**Given instruction**
Please quote every line word for word.

**Rows**
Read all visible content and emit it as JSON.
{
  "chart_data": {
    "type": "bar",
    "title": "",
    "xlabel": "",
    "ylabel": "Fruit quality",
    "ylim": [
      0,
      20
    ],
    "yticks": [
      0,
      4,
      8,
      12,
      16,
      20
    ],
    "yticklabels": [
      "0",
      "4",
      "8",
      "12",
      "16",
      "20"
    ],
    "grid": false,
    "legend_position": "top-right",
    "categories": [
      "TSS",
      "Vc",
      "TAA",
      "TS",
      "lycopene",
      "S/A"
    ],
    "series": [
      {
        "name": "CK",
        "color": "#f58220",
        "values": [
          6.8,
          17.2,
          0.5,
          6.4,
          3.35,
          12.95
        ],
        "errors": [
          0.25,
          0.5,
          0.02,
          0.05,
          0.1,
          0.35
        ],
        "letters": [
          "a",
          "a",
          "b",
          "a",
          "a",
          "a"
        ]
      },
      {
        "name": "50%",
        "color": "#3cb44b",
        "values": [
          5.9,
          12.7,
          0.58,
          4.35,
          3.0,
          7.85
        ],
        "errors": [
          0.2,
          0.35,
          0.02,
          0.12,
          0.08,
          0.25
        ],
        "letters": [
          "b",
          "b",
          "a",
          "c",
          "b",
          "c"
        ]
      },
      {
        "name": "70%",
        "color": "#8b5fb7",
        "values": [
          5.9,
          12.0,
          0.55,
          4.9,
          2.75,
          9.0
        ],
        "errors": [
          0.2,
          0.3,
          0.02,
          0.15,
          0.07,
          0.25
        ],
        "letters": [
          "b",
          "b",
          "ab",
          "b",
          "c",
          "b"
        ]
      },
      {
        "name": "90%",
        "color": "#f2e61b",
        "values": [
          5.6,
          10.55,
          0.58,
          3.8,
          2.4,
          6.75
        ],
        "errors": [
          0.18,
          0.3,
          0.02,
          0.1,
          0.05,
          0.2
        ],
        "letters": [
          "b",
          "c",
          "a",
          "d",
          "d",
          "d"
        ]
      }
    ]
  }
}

**Result of this exercise**
Read all visible content and emit it as JSON.
{
  "chart_data": {
    "type": "bar",
    "title": "",
    "xlabel": "",
    "ylabel": "Fruit quality",
    "ylim": [
      0,
      20
    ],
    "yticks": [
      0,
      4,
      8,
      12,
      16,
      20
    ],
    "yticklabels": [
      "0",
      "4",
      "8",
      "12",
      "16",
      "20"
    ],
    "grid": false,
    "legend_position": "top-right",
    "categories": [
      "TSS",
      "Vc",
      "TAA",
      "TS",
      "lycopene",
      "S/A"
    ],
    "series": [
      {
        "name": "CK",
        "color": "#f58220",
        "values": [
          6.8,
          17.2,
          0.5,
          6.4,
          3.35,
          12.95
        ],
        "errors": [
          0.25,
          0.5,
          0.02,
          0.05,
          0.1,
          0.35
        ],
        "letters": [
          "a",
          "a",
          "b",
          "a",
          "a",
          "a"
        ]
      },
      {
        "name": "50%",
        "color": "#3cb44b",
        "values": [
          5.9,
          12.7,
          0.58,
          4.35,
          3.0,
          7.85
        ],
        "errors": [
          0.2,
          0.35,
          0.02,
          0.12,
          0.08,
          0.25
        ],
        "letters": [
          "b",
          "b",
          "a",
          "c",
          "b",
          "c"
        ]
      },
      {
        "name": "70%",
        "color": "#8b5fb7",
        "values": [
          5.9,
          12.0,
          0.55,
          4.9,
          2.75,
          9.0
        ],
        "errors": [
          0.2,
          0.3,
          0.02,
          0.15,
          0.07,
          0.25
        ],
        "letters": [
          "b",
          "b",
          "ab",
          "b",
          "c",
          "b"
        ]
      },
      {
        "name": "90%",
        "color": "#f2e61b",
        "values": [
          5.6,
          10.55,
          0.58,
          3.8,
          2.4,
          6.75
        ],
        "errors": [
          0.18,
          0.3,
          0.02,
          0.1,
          0.05,
          0.2
        ],
        "letters": [
          "b",
          "c",
          "a",
          "d",
          "d",
          "d"
        ]
      }
    ]
  }
}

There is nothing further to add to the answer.